**Records to process**
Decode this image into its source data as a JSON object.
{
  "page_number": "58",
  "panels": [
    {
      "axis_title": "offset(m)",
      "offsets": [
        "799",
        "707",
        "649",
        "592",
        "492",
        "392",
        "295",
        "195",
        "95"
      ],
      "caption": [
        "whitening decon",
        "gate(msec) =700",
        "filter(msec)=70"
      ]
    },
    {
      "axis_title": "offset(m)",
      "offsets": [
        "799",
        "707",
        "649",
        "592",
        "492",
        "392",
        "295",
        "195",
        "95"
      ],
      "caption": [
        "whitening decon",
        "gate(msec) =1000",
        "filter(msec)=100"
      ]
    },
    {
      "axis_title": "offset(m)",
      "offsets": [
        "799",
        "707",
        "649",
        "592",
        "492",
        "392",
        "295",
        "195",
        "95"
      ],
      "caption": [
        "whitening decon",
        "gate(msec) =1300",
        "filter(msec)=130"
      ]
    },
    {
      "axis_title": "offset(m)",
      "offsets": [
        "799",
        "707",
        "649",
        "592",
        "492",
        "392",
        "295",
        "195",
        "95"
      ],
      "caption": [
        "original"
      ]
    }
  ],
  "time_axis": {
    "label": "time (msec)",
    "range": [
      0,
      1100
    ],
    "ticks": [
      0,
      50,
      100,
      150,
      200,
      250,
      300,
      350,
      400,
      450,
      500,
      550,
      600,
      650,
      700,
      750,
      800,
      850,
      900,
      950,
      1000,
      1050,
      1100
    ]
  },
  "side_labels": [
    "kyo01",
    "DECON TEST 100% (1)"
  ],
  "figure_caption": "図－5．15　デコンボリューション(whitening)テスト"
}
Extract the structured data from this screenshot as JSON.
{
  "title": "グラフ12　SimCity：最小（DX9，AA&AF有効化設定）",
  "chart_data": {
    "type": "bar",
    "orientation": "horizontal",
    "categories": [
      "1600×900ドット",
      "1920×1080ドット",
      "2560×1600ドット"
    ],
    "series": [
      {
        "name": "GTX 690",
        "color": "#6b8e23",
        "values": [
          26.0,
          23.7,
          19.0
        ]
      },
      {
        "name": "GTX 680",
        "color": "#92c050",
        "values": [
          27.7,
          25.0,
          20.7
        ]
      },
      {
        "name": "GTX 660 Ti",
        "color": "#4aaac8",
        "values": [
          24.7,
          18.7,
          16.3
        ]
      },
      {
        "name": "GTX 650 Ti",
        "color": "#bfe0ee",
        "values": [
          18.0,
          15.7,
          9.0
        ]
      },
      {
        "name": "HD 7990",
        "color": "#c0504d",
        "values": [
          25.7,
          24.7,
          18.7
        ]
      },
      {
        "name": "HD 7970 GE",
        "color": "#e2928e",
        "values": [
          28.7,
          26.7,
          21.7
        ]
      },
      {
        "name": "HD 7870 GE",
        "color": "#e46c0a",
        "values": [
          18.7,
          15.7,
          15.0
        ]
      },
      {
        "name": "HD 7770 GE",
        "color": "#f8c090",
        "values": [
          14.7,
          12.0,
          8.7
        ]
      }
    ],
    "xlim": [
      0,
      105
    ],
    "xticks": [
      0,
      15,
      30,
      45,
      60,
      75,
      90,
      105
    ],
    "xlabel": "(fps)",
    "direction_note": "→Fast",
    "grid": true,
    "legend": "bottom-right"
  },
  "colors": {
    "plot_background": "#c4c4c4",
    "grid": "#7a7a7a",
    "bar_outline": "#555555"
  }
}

**Work to do**
Repeat the material above exactly.

**Answer to this exercise**
Decode this image into its source data as a JSON object.
{
  "page_number": "58",
  "panels": [
    {
      "axis_title": "offset(m)",
      "offsets": [
        "799",
        "707",
        "649",
        "592",
        "492",
        "392",
        "295",
        "195",
        "95"
      ],
      "caption": [
        "whitening decon",
        "gate(msec) =700",
        "filter(msec)=70"
      ]
    },
    {
      "axis_title": "offset(m)",
      "offsets": [
        "799",
        "707",
        "649",
        "592",
        "492",
        "392",
        "295",
        "195",
        "95"
      ],
      "caption": [
        "whitening decon",
        "gate(msec) =1000",
        "filter(msec)=100"
      ]
    },
    {
      "axis_title": "offset(m)",
      "offsets": [
        "799",
        "707",
        "649",
        "592",
        "492",
        "392",
        "295",
        "195",
        "95"
      ],
      "caption": [
        "whitening decon",
        "gate(msec) =1300",
        "filter(msec)=130"
      ]
    },
    {
      "axis_title": "offset(m)",
      "offsets": [
        "799",
        "707",
        "649",
        "592",
        "492",
        "392",
        "295",
        "195",
        "95"
      ],
      "caption": [
        "original"
      ]
    }
  ],
  "time_axis": {
    "label": "time (msec)",
    "range": [
      0,
      1100
    ],
    "ticks": [
      0,
      50,
      100,
      150,
      200,
      250,
      300,
      350,
      400,
      450,
      500,
      550,
      600,
      650,
      700,
      750,
      800,
      850,
      900,
      950,
      1000,
      1050,
      1100
    ]
  },
  "side_labels": [
    "kyo01",
    "DECON TEST 100% (1)"
  ],
  "figure_caption": "図－5．15　デコンボリューション(whitening)テスト"
}
Extract the structured data from this screenshot as JSON.
{
  "title": "グラフ12　SimCity：最小（DX9，AA&AF有効化設定）",
  "chart_data": {
    "type": "bar",
    "orientation": "horizontal",
    "categories": [
      "1600×900ドット",
      "1920×1080ドット",
      "2560×1600ドット"
    ],
    "series": [
      {
        "name": "GTX 690",
        "color": "#6b8e23",
        "values": [
          26.0,
          23.7,
          19.0
        ]
      },
      {
        "name": "GTX 680",
        "color": "#92c050",
        "values": [
          27.7,
          25.0,
          20.7
        ]
      },
      {
        "name": "GTX 660 Ti",
        "color": "#4aaac8",
        "values": [
          24.7,
          18.7,
          16.3
        ]
      },
      {
        "name": "GTX 650 Ti",
        "color": "#bfe0ee",
        "values": [
          18.0,
          15.7,
          9.0
        ]
      },
      {
        "name": "HD 7990",
        "color": "#c0504d",
        "values": [
          25.7,
          24.7,
          18.7
        ]
      },
      {
        "name": "HD 7970 GE",
        "color": "#e2928e",
        "values": [
          28.7,
          26.7,
          21.7
        ]
      },
      {
        "name": "HD 7870 GE",
        "color": "#e46c0a",
        "values": [
          18.7,
          15.7,
          15.0
        ]
      },
      {
        "name": "HD 7770 GE",
        "color": "#f8c090",
        "values": [
          14.7,
          12.0,
          8.7
        ]
      }
    ],
    "xlim": [
      0,
      105
    ],
    "xticks": [
      0,
      15,
      30,
      45,
      60,
      75,
      90,
      105
    ],
    "xlabel": "(fps)",
    "direction_note": "→Fast",
    "grid": true,
    "legend": "bottom-right"
  },
  "colors": {
    "plot_background": "#c4c4c4",
    "grid": "#7a7a7a",
    "bar_outline": "#555555"
  }
}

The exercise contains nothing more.